* _SHORT EXERCISE_
Each line containing the word "with" must be collected.

* _RECORDS SUPPLIED_
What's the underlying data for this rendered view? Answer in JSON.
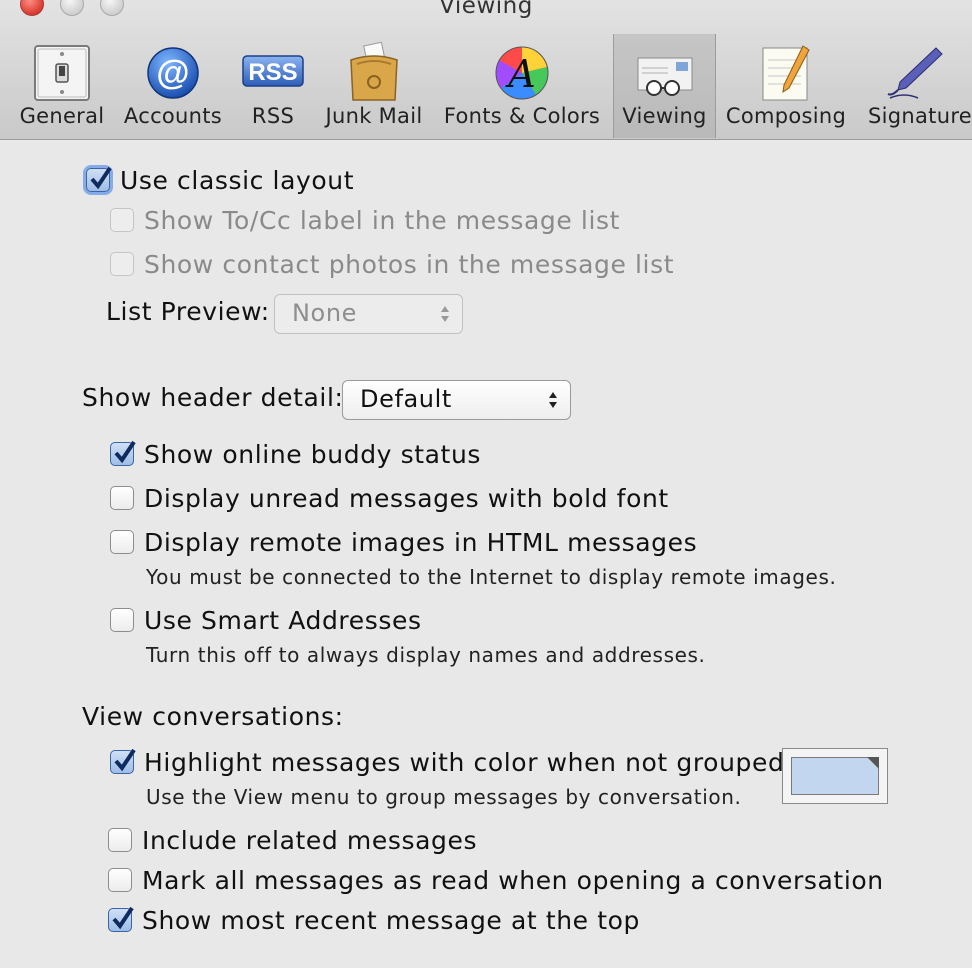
{
  "window": {
    "title": "Viewing"
  },
  "toolbar": {
    "items": [
      {
        "id": "general",
        "label": "General",
        "icon": "light-switch-icon"
      },
      {
        "id": "accounts",
        "label": "Accounts",
        "icon": "at-sign-icon"
      },
      {
        "id": "rss",
        "label": "RSS",
        "icon": "rss-badge-icon"
      },
      {
        "id": "junk",
        "label": "Junk Mail",
        "icon": "junk-mail-bag-icon"
      },
      {
        "id": "fonts",
        "label": "Fonts & Colors",
        "icon": "font-color-wheel-icon"
      },
      {
        "id": "viewing",
        "label": "Viewing",
        "icon": "glasses-envelope-icon",
        "selected": true
      },
      {
        "id": "composing",
        "label": "Composing",
        "icon": "notepad-pencil-icon"
      },
      {
        "id": "signatures",
        "label": "Signatures",
        "icon": "fountain-pen-icon"
      }
    ],
    "rss_badge_text": "RSS",
    "accounts_glyph": "@",
    "fonts_glyph": "A"
  },
  "classic_layout": {
    "label": "Use classic layout",
    "checked": true,
    "show_tocc": {
      "label": "Show To/Cc label in the message list",
      "checked": false,
      "enabled": false
    },
    "show_photos": {
      "label": "Show contact photos in the message list",
      "checked": false,
      "enabled": false
    },
    "list_preview": {
      "label": "List Preview:",
      "value": "None",
      "enabled": false
    }
  },
  "header_detail": {
    "label": "Show header detail:",
    "value": "Default"
  },
  "options": {
    "buddy_status": {
      "label": "Show online buddy status",
      "checked": true
    },
    "bold_unread": {
      "label": "Display unread messages with bold font",
      "checked": false
    },
    "remote_images": {
      "label": "Display remote images in HTML messages",
      "checked": false,
      "note": "You must be connected to the Internet to display remote images."
    },
    "smart_addresses": {
      "label": "Use Smart Addresses",
      "checked": false,
      "note": "Turn this off to always display names and addresses."
    }
  },
  "conversations": {
    "heading": "View conversations:",
    "highlight": {
      "label": "Highlight messages with color when not grouped",
      "checked": true,
      "note": "Use the View menu to group messages by conversation.",
      "color": "#c3d6f0"
    },
    "related": {
      "label": "Include related messages",
      "checked": false
    },
    "mark_read": {
      "label": "Mark all messages as read when opening a conversation",
      "checked": false
    },
    "recent_top": {
      "label": "Show most recent message at the top",
      "checked": true
    }
  },
  "colors": {
    "accent": "#3a63a8",
    "disabled_text": "#8a8a8a"
  }
}
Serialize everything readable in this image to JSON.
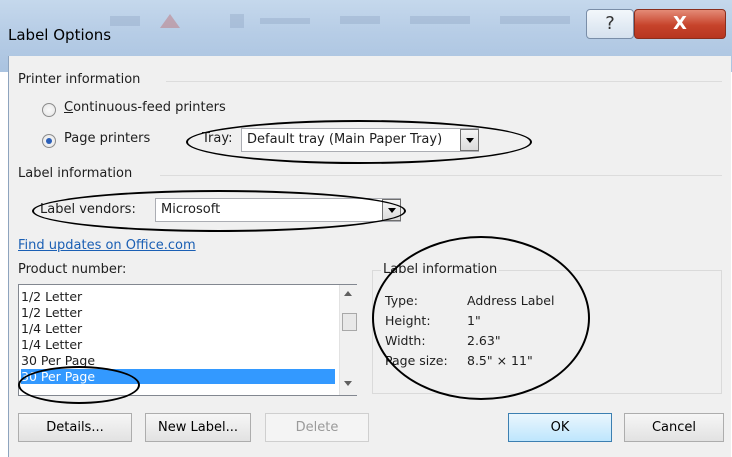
{
  "window": {
    "title": "Label Options",
    "help_glyph": "?",
    "close_glyph": "X"
  },
  "printer_info": {
    "group_title": "Printer information",
    "continuous_label": "Continuous-feed printers",
    "page_printers_label": "Page printers",
    "selected": "page_printers",
    "tray_label": "Tray:",
    "tray_value": "Default tray (Main Paper Tray)"
  },
  "label_info_group": {
    "group_title": "Label information",
    "vendors_label": "Label vendors:",
    "vendors_value": "Microsoft",
    "find_updates_link": "Find updates on Office.com",
    "product_number_label": "Product number:"
  },
  "products": {
    "items": [
      "1/2 Letter",
      "1/2 Letter",
      "1/4 Letter",
      "1/4 Letter",
      "30 Per Page",
      "30 Per Page"
    ],
    "selected_index": 5
  },
  "details_panel": {
    "title": "Label information",
    "type_label": "Type:",
    "type_value": "Address Label",
    "height_label": "Height:",
    "height_value": "1\"",
    "width_label": "Width:",
    "width_value": "2.63\"",
    "pagesize_label": "Page size:",
    "pagesize_value": "8.5\" × 11\""
  },
  "buttons": {
    "details": "Details...",
    "new_label": "New Label...",
    "delete": "Delete",
    "ok": "OK",
    "cancel": "Cancel"
  },
  "colors": {
    "selection": "#3399ff",
    "link": "#1a5fb4",
    "close": "#c6432b"
  }
}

* _THE RESPONSE_
      "label": "Display unread messages with bold font",
      "label": "Highlight messages with color when not grouped",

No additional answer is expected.